• _WHAT YOU WILL DO_:
Retype the whole listing verbatim and keep the pictures out of it.

Collected data

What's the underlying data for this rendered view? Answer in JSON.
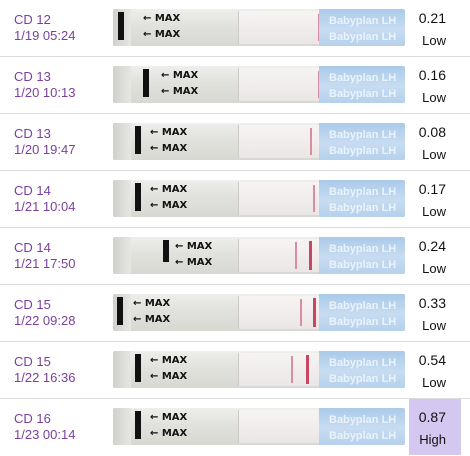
{
  "brand_text": "Babyplan LH",
  "max_label": "← MAX",
  "colors": {
    "day_text": "#7b3f9e",
    "high_highlight": "#d4c7f0",
    "control_line": "#c74660"
  },
  "entries": [
    {
      "cd": "CD 12",
      "datetime": "1/19 05:24",
      "value": "0.21",
      "level": "Low"
    },
    {
      "cd": "CD 13",
      "datetime": "1/20 10:13",
      "value": "0.16",
      "level": "Low"
    },
    {
      "cd": "CD 13",
      "datetime": "1/20 19:47",
      "value": "0.08",
      "level": "Low"
    },
    {
      "cd": "CD 14",
      "datetime": "1/21 10:04",
      "value": "0.17",
      "level": "Low"
    },
    {
      "cd": "CD 14",
      "datetime": "1/21 17:50",
      "value": "0.24",
      "level": "Low"
    },
    {
      "cd": "CD 15",
      "datetime": "1/22 09:28",
      "value": "0.33",
      "level": "Low"
    },
    {
      "cd": "CD 15",
      "datetime": "1/22 16:36",
      "value": "0.54",
      "level": "Low"
    },
    {
      "cd": "CD 16",
      "datetime": "1/23 00:14",
      "value": "0.87",
      "level": "High"
    }
  ]
}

• _SOLUTION_:
What's the underlying data for this rendered view? Answer in JSON.
{
  "brand_text": "Babyplan LH",
  "max_label": "← MAX",
  "colors": {
    "day_text": "#7b3f9e",
    "high_highlight": "#d4c7f0",
    "control_line": "#c74660"
  },
  "entries": [
    {
      "cd": "CD 12",
      "datetime": "1/19 05:24",
      "value": "0.21",
      "level": "Low"
    },
    {
      "cd": "CD 13",
      "datetime": "1/20 10:13",
      "value": "0.16",
      "level": "Low"
    },
    {
      "cd": "CD 13",
      "datetime": "1/20 19:47",
      "value": "0.08",
      "level": "Low"
    },
    {
      "cd": "CD 14",
      "datetime": "1/21 10:04",
      "value": "0.17",
      "level": "Low"
    },
    {
      "cd": "CD 14",
      "datetime": "1/21 17:50",
      "value": "0.24",
      "level": "Low"
    },
    {
      "cd": "CD 15",
      "datetime": "1/22 09:28",
      "value": "0.33",
      "level": "Low"
    },
    {
      "cd": "CD 15",
      "datetime": "1/22 16:36",
      "value": "0.54",
      "level": "Low"
    },
    {
      "cd": "CD 16",
      "datetime": "1/23 00:14",
      "value": "0.87",
      "level": "High"
    }
  ]
}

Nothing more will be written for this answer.